== The data ==
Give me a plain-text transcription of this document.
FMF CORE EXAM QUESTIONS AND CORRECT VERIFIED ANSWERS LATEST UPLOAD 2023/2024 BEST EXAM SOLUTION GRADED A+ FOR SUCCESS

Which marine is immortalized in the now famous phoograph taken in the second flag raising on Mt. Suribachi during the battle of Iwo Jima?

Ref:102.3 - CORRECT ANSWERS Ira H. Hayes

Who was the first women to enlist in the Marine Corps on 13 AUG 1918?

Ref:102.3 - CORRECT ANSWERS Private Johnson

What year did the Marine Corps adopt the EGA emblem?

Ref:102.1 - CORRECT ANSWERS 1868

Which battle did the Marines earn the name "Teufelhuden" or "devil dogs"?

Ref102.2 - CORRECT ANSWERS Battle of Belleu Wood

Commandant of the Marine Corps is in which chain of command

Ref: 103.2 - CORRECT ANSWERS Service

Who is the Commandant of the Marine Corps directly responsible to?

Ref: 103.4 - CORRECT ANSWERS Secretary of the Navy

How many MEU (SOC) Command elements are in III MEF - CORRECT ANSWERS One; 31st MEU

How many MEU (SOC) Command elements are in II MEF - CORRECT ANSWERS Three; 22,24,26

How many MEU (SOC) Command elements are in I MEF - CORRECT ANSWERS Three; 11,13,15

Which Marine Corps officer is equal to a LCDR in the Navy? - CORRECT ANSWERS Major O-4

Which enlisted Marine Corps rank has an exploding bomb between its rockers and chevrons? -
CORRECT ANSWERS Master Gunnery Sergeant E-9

== Written problem ==
Each entry above is to be quoted exactly.

== Task solution ==
Give me a plain-text transcription of this document.
FMF CORE EXAM QUESTIONS AND CORRECT VERIFIED ANSWERS LATEST UPLOAD 2023/2024 BEST EXAM SOLUTION GRADED A+ FOR SUCCESS

Which marine is immortalized in the now famous phoograph taken in the second flag raising on Mt. Suribachi during the battle of Iwo Jima?

Ref:102.3 - CORRECT ANSWERS Ira H. Hayes

Who was the first women to enlist in the Marine Corps on 13 AUG 1918?

Ref:102.3 - CORRECT ANSWERS Private Johnson

What year did the Marine Corps adopt the EGA emblem?

Ref:102.1 - CORRECT ANSWERS 1868

Which battle did the Marines earn the name "Teufelhuden" or "devil dogs"?

Ref102.2 - CORRECT ANSWERS Battle of Belleu Wood

Commandant of the Marine Corps is in which chain of command

Ref: 103.2 - CORRECT ANSWERS Service

Who is the Commandant of the Marine Corps directly responsible to?

Ref: 103.4 - CORRECT ANSWERS Secretary of the Navy

How many MEU (SOC) Command elements are in III MEF - CORRECT ANSWERS One; 31st MEU

How many MEU (SOC) Command elements are in II MEF - CORRECT ANSWERS Three; 22,24,26

How many MEU (SOC) Command elements are in I MEF - CORRECT ANSWERS Three; 11,13,15

Which Marine Corps officer is equal to a LCDR in the Navy? - CORRECT ANSWERS Major O-4

Which enlisted Marine Corps rank has an exploding bomb between its rockers and chevrons? -
CORRECT ANSWERS Master Gunnery Sergeant E-9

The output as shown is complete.